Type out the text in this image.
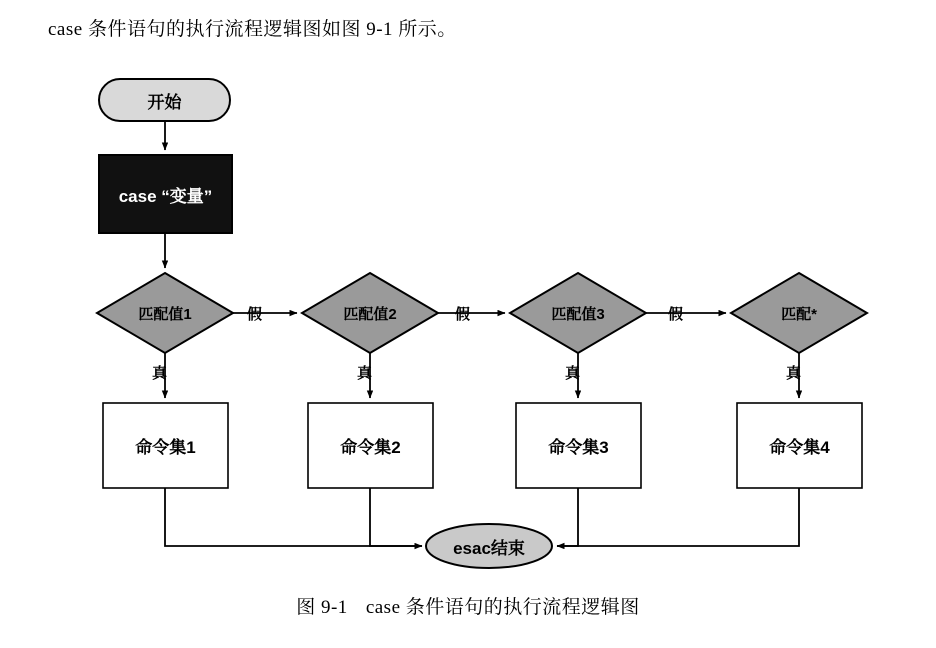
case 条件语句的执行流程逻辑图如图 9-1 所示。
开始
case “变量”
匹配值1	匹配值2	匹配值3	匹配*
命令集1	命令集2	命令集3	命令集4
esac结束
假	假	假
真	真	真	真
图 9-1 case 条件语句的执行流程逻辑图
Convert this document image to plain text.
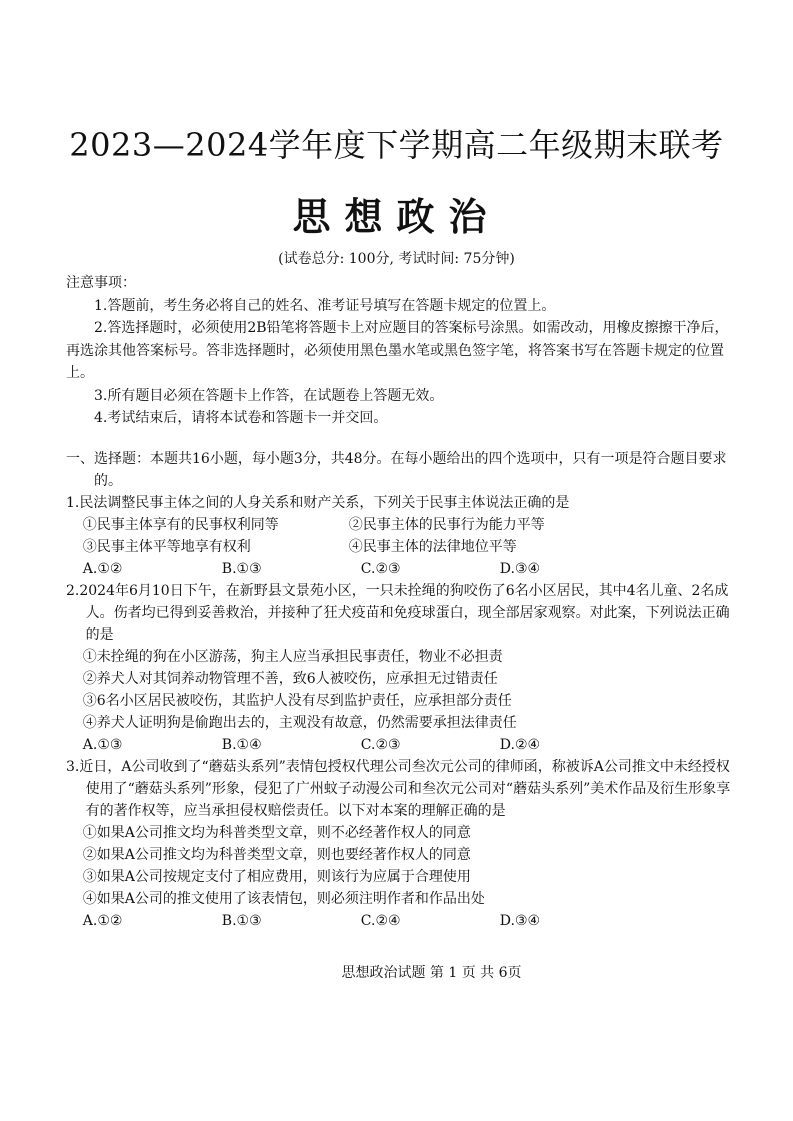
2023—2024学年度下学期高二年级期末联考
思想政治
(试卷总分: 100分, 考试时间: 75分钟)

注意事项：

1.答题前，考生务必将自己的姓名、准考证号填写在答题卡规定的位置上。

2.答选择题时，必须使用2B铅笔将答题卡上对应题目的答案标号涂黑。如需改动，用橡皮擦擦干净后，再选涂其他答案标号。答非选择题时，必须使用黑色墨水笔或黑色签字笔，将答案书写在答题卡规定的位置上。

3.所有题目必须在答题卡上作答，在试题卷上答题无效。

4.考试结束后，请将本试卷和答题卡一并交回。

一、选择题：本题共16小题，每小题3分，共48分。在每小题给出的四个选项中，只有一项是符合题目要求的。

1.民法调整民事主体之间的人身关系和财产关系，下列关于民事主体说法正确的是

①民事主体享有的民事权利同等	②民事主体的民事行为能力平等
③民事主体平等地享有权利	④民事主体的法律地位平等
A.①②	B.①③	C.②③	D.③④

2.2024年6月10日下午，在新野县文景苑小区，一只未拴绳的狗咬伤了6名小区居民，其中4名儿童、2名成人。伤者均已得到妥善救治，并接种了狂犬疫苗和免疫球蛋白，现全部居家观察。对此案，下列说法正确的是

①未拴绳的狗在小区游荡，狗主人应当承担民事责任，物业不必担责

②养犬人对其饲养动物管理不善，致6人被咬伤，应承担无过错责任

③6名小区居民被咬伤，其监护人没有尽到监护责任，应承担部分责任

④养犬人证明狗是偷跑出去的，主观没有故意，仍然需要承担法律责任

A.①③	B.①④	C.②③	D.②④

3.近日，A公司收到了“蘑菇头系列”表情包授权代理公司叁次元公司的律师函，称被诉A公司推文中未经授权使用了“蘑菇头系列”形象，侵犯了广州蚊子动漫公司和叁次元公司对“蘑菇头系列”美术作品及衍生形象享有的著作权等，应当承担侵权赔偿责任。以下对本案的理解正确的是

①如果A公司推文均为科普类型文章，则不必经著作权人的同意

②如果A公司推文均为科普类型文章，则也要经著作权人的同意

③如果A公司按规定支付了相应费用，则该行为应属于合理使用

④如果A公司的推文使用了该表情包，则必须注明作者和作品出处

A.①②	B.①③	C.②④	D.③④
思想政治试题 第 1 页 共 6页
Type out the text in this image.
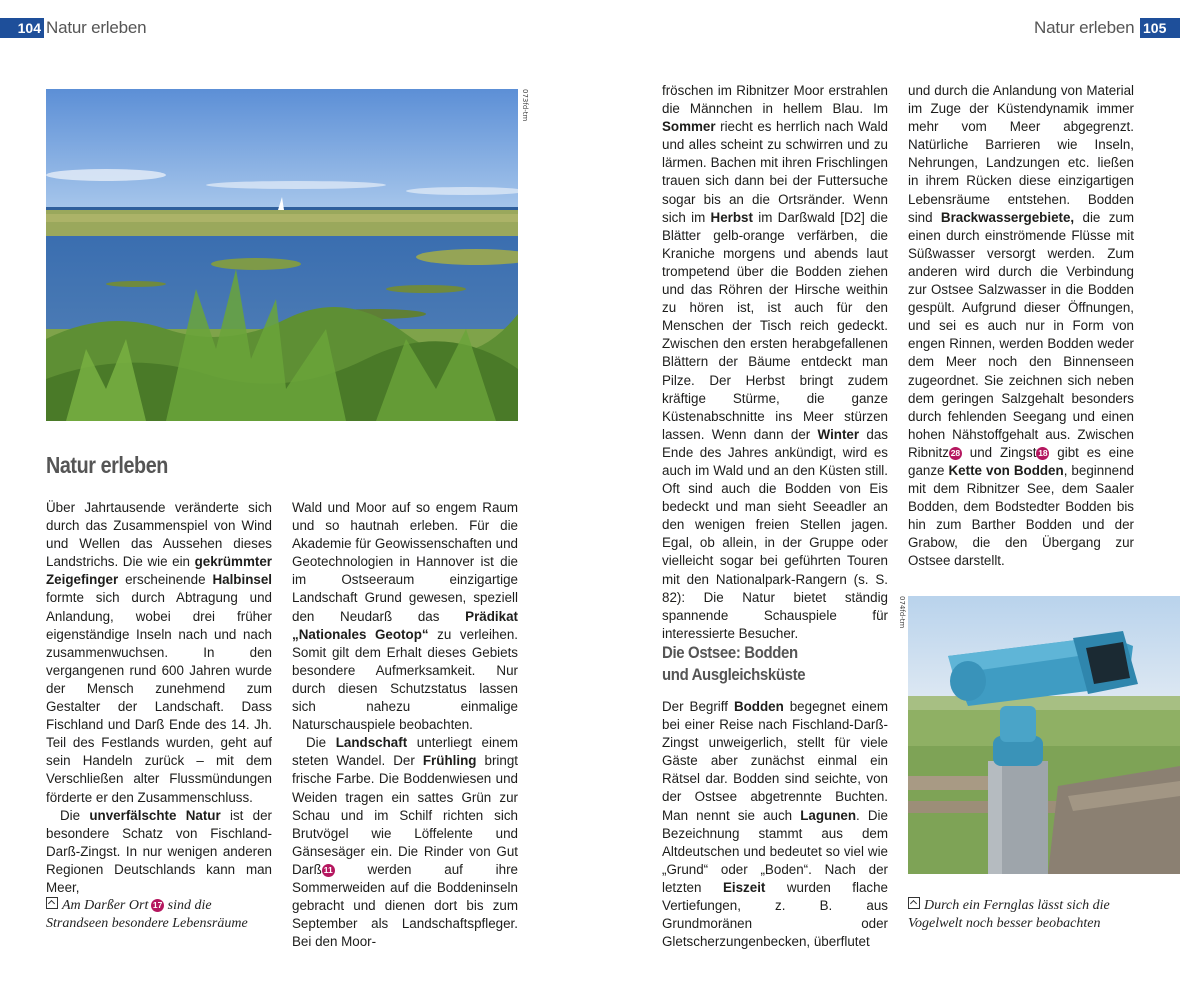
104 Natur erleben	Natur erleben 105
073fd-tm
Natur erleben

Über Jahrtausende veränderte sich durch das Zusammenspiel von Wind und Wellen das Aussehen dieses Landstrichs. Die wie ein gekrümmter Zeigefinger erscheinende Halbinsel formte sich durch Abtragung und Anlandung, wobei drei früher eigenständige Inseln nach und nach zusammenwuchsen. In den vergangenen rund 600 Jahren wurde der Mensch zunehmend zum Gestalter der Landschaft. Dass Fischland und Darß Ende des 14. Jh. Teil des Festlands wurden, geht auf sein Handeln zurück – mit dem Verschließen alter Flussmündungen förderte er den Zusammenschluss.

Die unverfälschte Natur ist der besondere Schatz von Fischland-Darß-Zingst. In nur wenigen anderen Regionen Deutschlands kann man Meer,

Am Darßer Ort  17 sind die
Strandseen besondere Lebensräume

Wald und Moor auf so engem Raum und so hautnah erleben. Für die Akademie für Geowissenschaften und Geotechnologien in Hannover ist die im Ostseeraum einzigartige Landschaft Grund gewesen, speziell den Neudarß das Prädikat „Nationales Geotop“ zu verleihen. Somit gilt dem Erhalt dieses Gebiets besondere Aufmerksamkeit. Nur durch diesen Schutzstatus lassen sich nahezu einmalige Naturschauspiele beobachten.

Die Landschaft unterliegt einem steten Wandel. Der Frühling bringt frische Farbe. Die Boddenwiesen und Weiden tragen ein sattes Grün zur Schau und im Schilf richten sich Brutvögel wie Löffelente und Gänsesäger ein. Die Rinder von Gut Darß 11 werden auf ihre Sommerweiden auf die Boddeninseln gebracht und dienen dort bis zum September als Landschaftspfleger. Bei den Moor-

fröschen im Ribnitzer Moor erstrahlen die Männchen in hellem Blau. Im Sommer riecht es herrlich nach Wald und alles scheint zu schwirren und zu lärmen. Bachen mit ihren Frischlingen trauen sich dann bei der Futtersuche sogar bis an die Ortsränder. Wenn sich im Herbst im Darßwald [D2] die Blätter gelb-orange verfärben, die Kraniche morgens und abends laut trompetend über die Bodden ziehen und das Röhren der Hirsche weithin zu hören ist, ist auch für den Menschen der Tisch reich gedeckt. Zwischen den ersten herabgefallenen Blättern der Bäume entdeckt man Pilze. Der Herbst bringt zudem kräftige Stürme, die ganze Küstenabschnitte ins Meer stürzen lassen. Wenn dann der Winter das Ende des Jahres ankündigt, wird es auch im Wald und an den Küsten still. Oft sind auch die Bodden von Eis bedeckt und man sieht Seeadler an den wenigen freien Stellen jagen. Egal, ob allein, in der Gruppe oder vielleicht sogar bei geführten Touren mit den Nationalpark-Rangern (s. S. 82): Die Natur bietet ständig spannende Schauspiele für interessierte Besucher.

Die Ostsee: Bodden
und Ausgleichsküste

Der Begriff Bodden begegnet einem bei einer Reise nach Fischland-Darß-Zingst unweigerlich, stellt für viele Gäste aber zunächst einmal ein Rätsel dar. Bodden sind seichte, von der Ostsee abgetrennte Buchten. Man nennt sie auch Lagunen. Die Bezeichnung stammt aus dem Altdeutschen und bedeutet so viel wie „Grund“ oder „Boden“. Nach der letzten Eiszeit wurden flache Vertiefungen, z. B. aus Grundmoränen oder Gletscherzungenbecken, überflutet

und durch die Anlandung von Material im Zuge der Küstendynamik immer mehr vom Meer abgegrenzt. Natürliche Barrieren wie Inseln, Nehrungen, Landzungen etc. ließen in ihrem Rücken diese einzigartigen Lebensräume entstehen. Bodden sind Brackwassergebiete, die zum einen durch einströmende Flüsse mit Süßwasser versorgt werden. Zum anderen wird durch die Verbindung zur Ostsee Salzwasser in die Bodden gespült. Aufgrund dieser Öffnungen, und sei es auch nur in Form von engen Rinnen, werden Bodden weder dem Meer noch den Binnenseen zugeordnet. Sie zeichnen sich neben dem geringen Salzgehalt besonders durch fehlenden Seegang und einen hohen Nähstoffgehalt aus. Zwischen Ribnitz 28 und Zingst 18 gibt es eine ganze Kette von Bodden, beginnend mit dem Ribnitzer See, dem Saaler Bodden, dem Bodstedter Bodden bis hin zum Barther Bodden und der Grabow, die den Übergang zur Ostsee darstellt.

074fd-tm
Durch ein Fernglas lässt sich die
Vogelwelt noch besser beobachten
★ ★ ★
**Written instruction**
Copy all lines of the material above where the string "Landschaft" occurs.

**Response to this exercise**
Über Jahrtausende veränderte sich durch das Zusammenspiel von Wind und Wellen das Aussehen dieses Landstrichs. Die wie ein gekrümmter Zeigefinger erscheinende Halbinsel formte sich durch Abtragung und Anlandung, wobei drei früher eigenständige Inseln nach und nach zusammenwuchsen. In den vergangenen rund 600 Jahren wurde der Mensch zunehmend zum Gestalter der Landschaft. Dass Fischland und Darß Ende des 14. Jh. Teil des Festlands wurden, geht auf sein Handeln zurück – mit dem Verschließen alter Flussmündungen förderte er den Zusammenschluss.
Wald und Moor auf so engem Raum und so hautnah erleben. Für die Akademie für Geowissenschaften und Geotechnologien in Hannover ist die im Ostseeraum einzigartige Landschaft Grund gewesen, speziell den Neudarß das Prädikat „Nationales Geotop“ zu verleihen. Somit gilt dem Erhalt dieses Gebiets besondere Aufmerksamkeit. Nur durch diesen Schutzstatus lassen sich nahezu einmalige Naturschauspiele beobachten.
Die Landschaft unterliegt einem steten Wandel. Der Frühling bringt frische Farbe. Die Boddenwiesen und Weiden tragen ein sattes Grün zur Schau und im Schilf richten sich Brutvögel wie Löffelente und Gänsesäger ein. Die Rinder von Gut Darß 11 werden auf ihre Sommerweiden auf die Boddeninseln gebracht und dienen dort bis zum September als Landschaftspfleger. Bei den Moor-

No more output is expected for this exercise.